Collection entries:
--

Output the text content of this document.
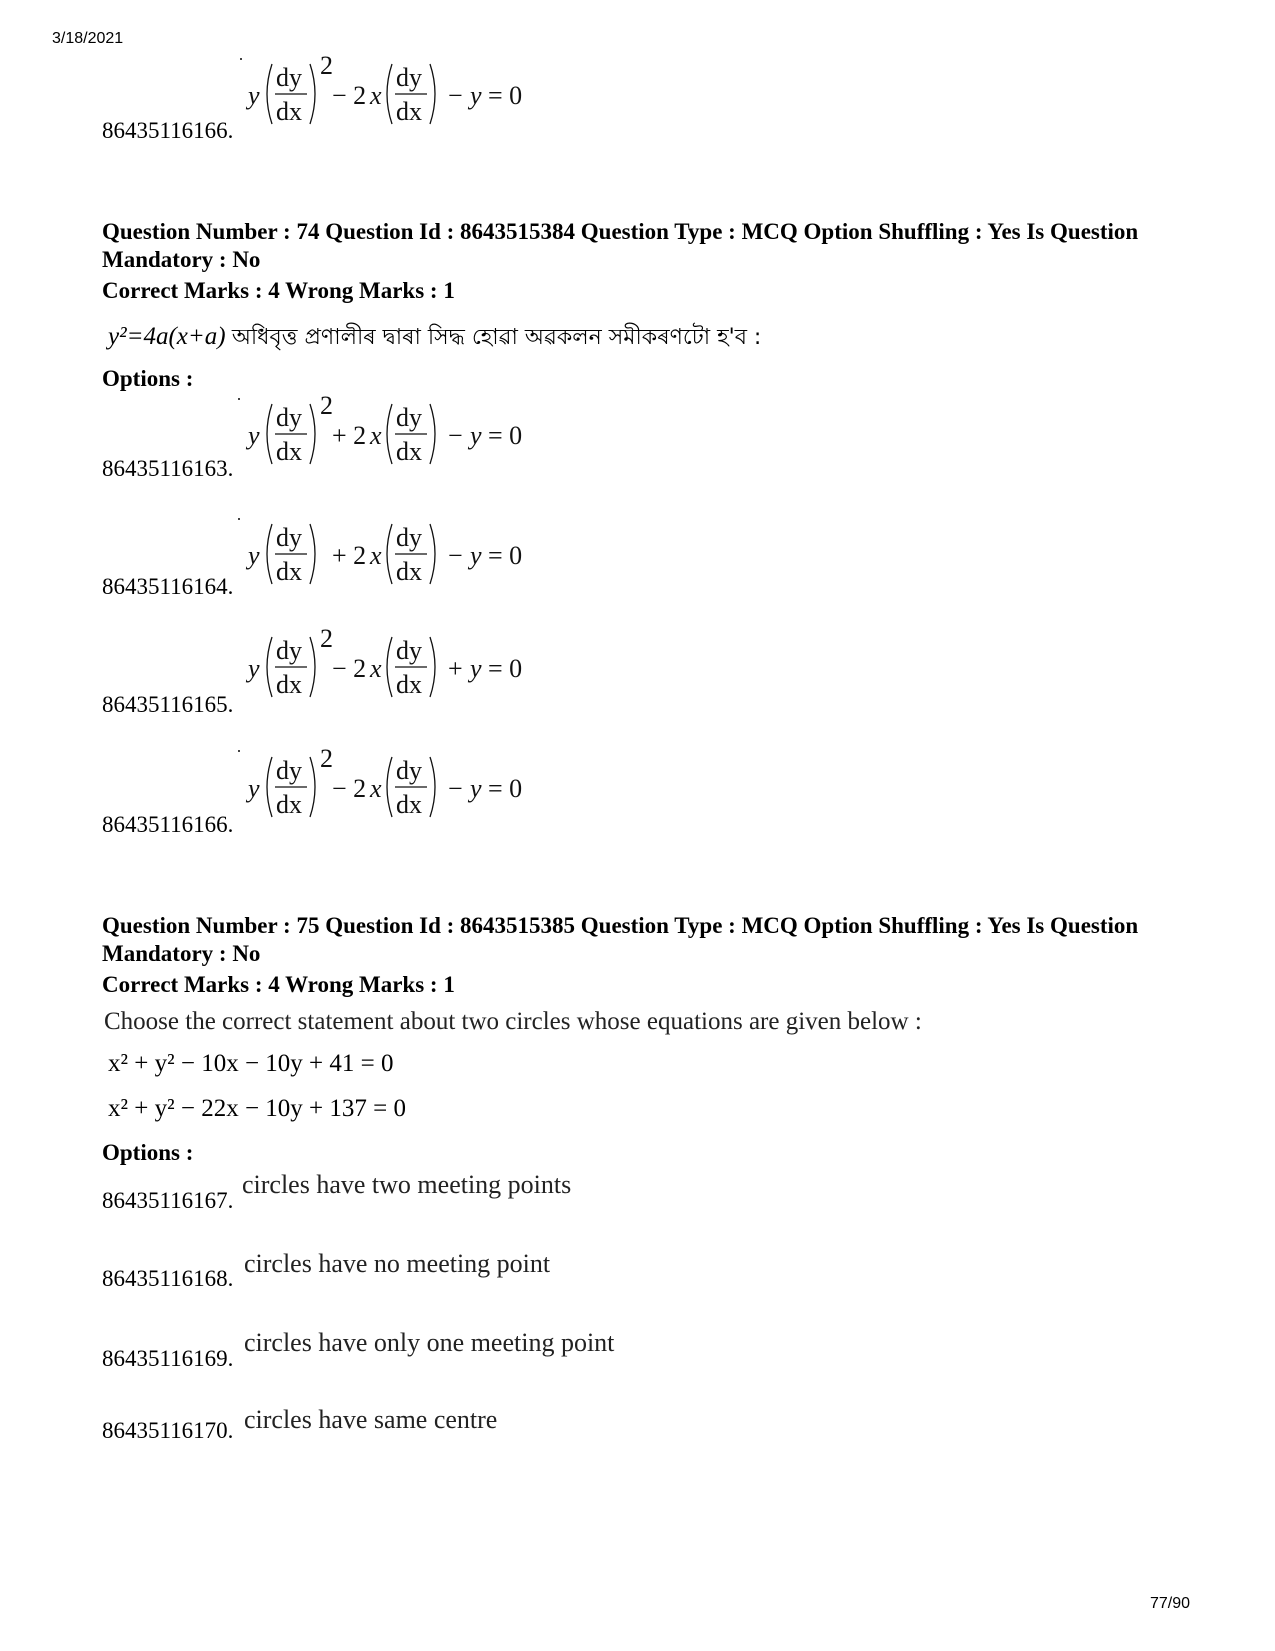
3/18/2021
77/90
y
dy
dx
2
− 2 x
dy
dx
− y = 0
86435116166.
Question Number : 74 Question Id : 8643515384 Question Type : MCQ Option Shuffling : Yes Is Question Mandatory : No
Correct Marks : 4 Wrong Marks : 1
y²=4a(x+a) অধিবৃত্ত প্ৰণালীৰ দ্বাৰা সিদ্ধ হোৱা অৱকলন সমীকৰণটো হ'ব :
Options :
y
dy
dx
2
+ 2 x
dy
dx
− y = 0
86435116163.
y
dy
dx
+ 2 x
dy
dx
− y = 0
86435116164.
y
dy
dx
2
− 2 x
dy
dx
+ y = 0
86435116165.
y
dy
dx
2
− 2 x
dy
dx
− y = 0
86435116166.
Question Number : 75 Question Id : 8643515385 Question Type : MCQ Option Shuffling : Yes Is Question Mandatory : No
Correct Marks : 4 Wrong Marks : 1
Choose the correct statement about two circles whose equations are given below :
x² + y² − 10x − 10y + 41 = 0
x² + y² − 22x − 10y + 137 = 0
Options :
circles have two meeting points
86435116167.
circles have no meeting point
86435116168.
circles have only one meeting point
86435116169.
circles have same centre
86435116170.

--

#### [Required work]
State how many lines above include the word "circles", and nothing more.

#### [Result below]
5